→ **What to produce**
Check each line of the data for "Solace" and select those that have it.
— begin —
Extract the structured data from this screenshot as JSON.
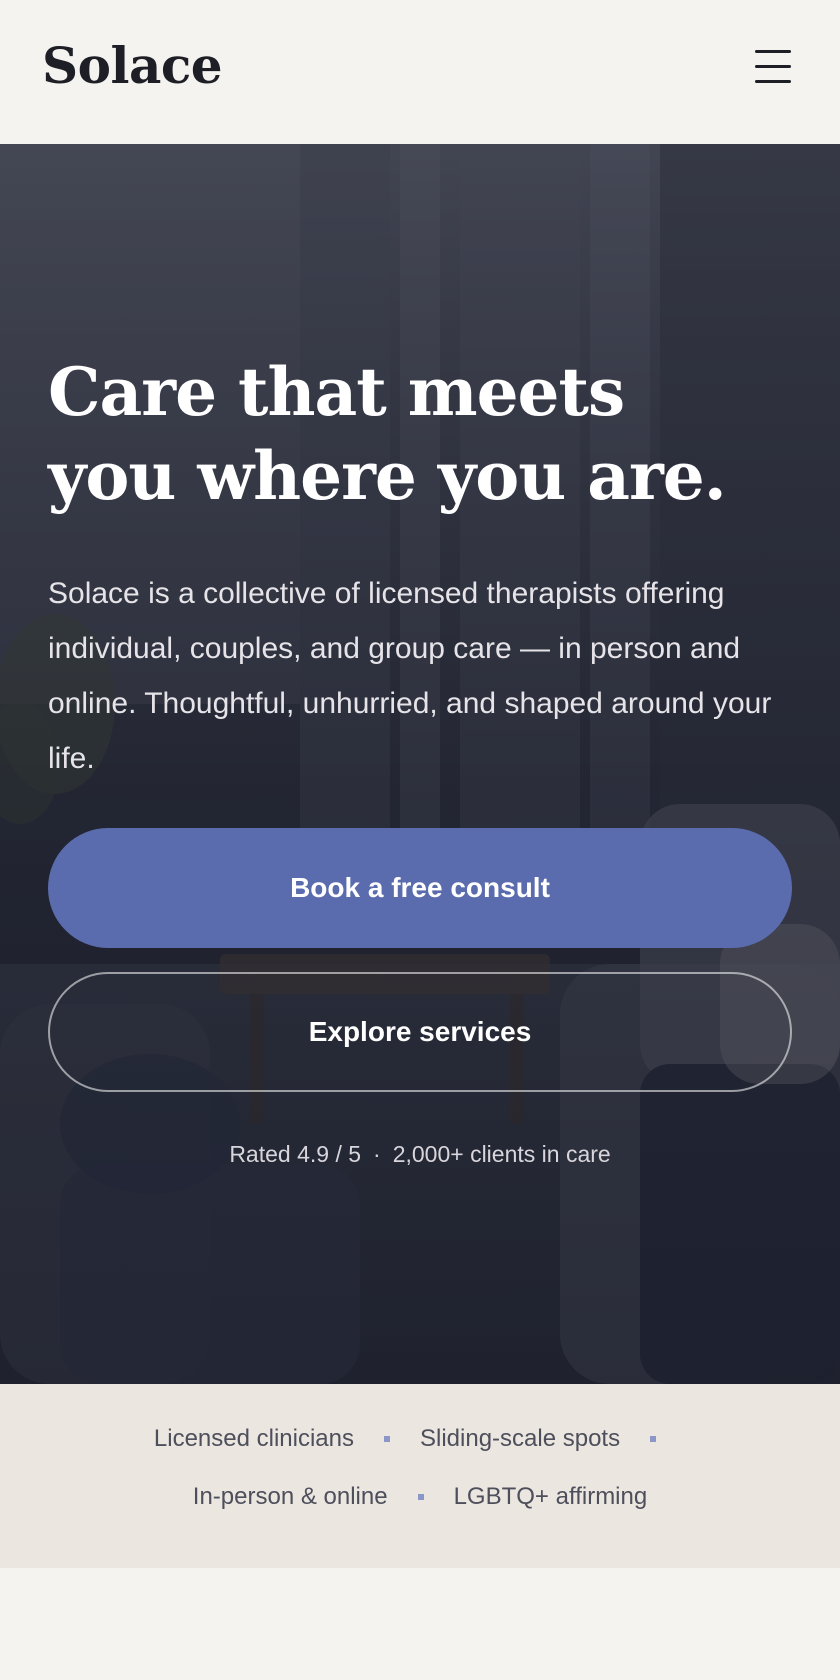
{
  "header": {
    "logo": "Solace",
    "menu_icon": "hamburger-menu-icon"
  },
  "hero": {
    "title_line1": "Care that meets",
    "title_line2": "you where you are.",
    "description": "Solace is a collective of licensed therapists offering individual, couples, and group care — in person and online. Thoughtful, unhurried, and shaped around your life.",
    "primary_cta": "Book a free consult",
    "secondary_cta": "Explore services",
    "rating": "Rated 4.9 / 5",
    "separator": "·",
    "clients": "2,000+ clients in care"
  },
  "features": {
    "items": [
      "Licensed clinicians",
      "Sliding-scale spots",
      "In-person & online",
      "LGBTQ+ affirming"
    ]
  },
  "colors": {
    "primary": "#5b6cae",
    "background": "#f5f3ef",
    "strip": "#ebe6df",
    "text_dark": "#1d1e26"
  }
}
— end —
→ **Output of the task**
    "logo": "Solace",
    "description": "Solace is a collective of licensed therapists offering individual, couples, and group care — in person and online. Thoughtful, unhurried, and shaped around your life.",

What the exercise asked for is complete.